Copy every line of the data that includes the string "район".

• **Task material**
▬▬▬▬▬▬

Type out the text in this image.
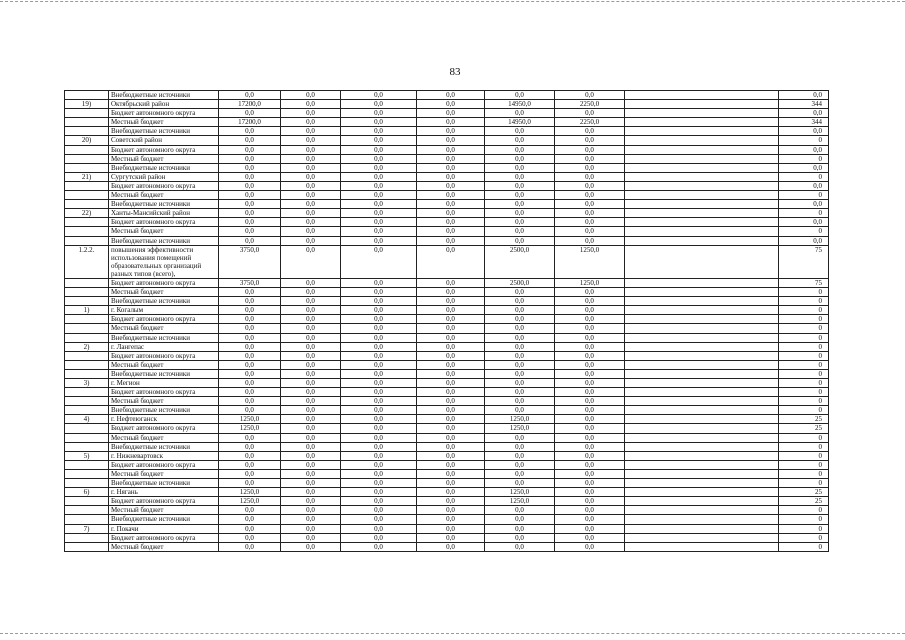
83
	Внебюджетные источники	0,0	0,0	0,0	0,0	0,0	0,0		0,0
19)	Октябрьский район	17200,0	0,0	0,0	0,0	14950,0	2250,0		344
	Бюджет автономного округа	0,0	0,0	0,0	0,0	0,0	0,0		0,0
	Местный бюджет	17200,0	0,0	0,0	0,0	14950,0	2250,0		344
	Внебюджетные источники	0,0	0,0	0,0	0,0	0,0	0,0		0,0
20)	Советский район	0,0	0,0	0,0	0,0	0,0	0,0		0
	Бюджет автономного округа	0,0	0,0	0,0	0,0	0,0	0,0		0,0
	Местный бюджет	0,0	0,0	0,0	0,0	0,0	0,0		0
	Внебюджетные источники	0,0	0,0	0,0	0,0	0,0	0,0		0,0
21)	Сургутский район	0,0	0,0	0,0	0,0	0,0	0,0		0
	Бюджет автономного округа	0,0	0,0	0,0	0,0	0,0	0,0		0,0
	Местный бюджет	0,0	0,0	0,0	0,0	0,0	0,0		0
	Внебюджетные источники	0,0	0,0	0,0	0,0	0,0	0,0		0,0
22)	Ханты-Мансийский район	0,0	0,0	0,0	0,0	0,0	0,0		0
	Бюджет автономного округа	0,0	0,0	0,0	0,0	0,0	0,0		0,0
	Местный бюджет	0,0	0,0	0,0	0,0	0,0	0,0		0
	Внебюджетные источники	0,0	0,0	0,0	0,0	0,0	0,0		0,0
1.2.2.	повышения эффективности использования помещений образовательных организаций разных типов (всего),	3750,0	0,0	0,0	0,0	2500,0	1250,0		75
	Бюджет автономного округа	3750,0	0,0	0,0	0,0	2500,0	1250,0		75
	Местный бюджет	0,0	0,0	0,0	0,0	0,0	0,0		0
	Внебюджетные источники	0,0	0,0	0,0	0,0	0,0	0,0		0
1)	г. Когалым	0,0	0,0	0,0	0,0	0,0	0,0		0
	Бюджет автономного округа	0,0	0,0	0,0	0,0	0,0	0,0		0
	Местный бюджет	0,0	0,0	0,0	0,0	0,0	0,0		0
	Внебюджетные источники	0,0	0,0	0,0	0,0	0,0	0,0		0
2)	г. Лангепас	0,0	0,0	0,0	0,0	0,0	0,0		0
	Бюджет автономного округа	0,0	0,0	0,0	0,0	0,0	0,0		0
	Местный бюджет	0,0	0,0	0,0	0,0	0,0	0,0		0
	Внебюджетные источники	0,0	0,0	0,0	0,0	0,0	0,0		0
3)	г. Мегион	0,0	0,0	0,0	0,0	0,0	0,0		0
	Бюджет автономного округа	0,0	0,0	0,0	0,0	0,0	0,0		0
	Местный бюджет	0,0	0,0	0,0	0,0	0,0	0,0		0
	Внебюджетные источники	0,0	0,0	0,0	0,0	0,0	0,0		0
4)	г. Нефтеюганск	1250,0	0,0	0,0	0,0	1250,0	0,0		25
	Бюджет автономного округа	1250,0	0,0	0,0	0,0	1250,0	0,0		25
	Местный бюджет	0,0	0,0	0,0	0,0	0,0	0,0		0
	Внебюджетные источники	0,0	0,0	0,0	0,0	0,0	0,0		0
5)	г. Нижневартовск	0,0	0,0	0,0	0,0	0,0	0,0		0
	Бюджет автономного округа	0,0	0,0	0,0	0,0	0,0	0,0		0
	Местный бюджет	0,0	0,0	0,0	0,0	0,0	0,0		0
	Внебюджетные источники	0,0	0,0	0,0	0,0	0,0	0,0		0
6)	г. Нягань	1250,0	0,0	0,0	0,0	1250,0	0,0		25
	Бюджет автономного округа	1250,0	0,0	0,0	0,0	1250,0	0,0		25
	Местный бюджет	0,0	0,0	0,0	0,0	0,0	0,0		0
	Внебюджетные источники	0,0	0,0	0,0	0,0	0,0	0,0		0
7)	г. Покачи	0,0	0,0	0,0	0,0	0,0	0,0		0
	Бюджет автономного округа	0,0	0,0	0,0	0,0	0,0	0,0		0
	Местный бюджет	0,0	0,0	0,0	0,0	0,0	0,0		0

▬▬▬▬▬▬

• **Output of the task**
19)	Октябрьский район	17200,0	0,0	0,0	0,0	14950,0	2250,0		344
20)	Советский район	0,0	0,0	0,0	0,0	0,0	0,0		0
21)	Сургутский район	0,0	0,0	0,0	0,0	0,0	0,0		0
22)	Ханты-Мансийский район	0,0	0,0	0,0	0,0	0,0	0,0		0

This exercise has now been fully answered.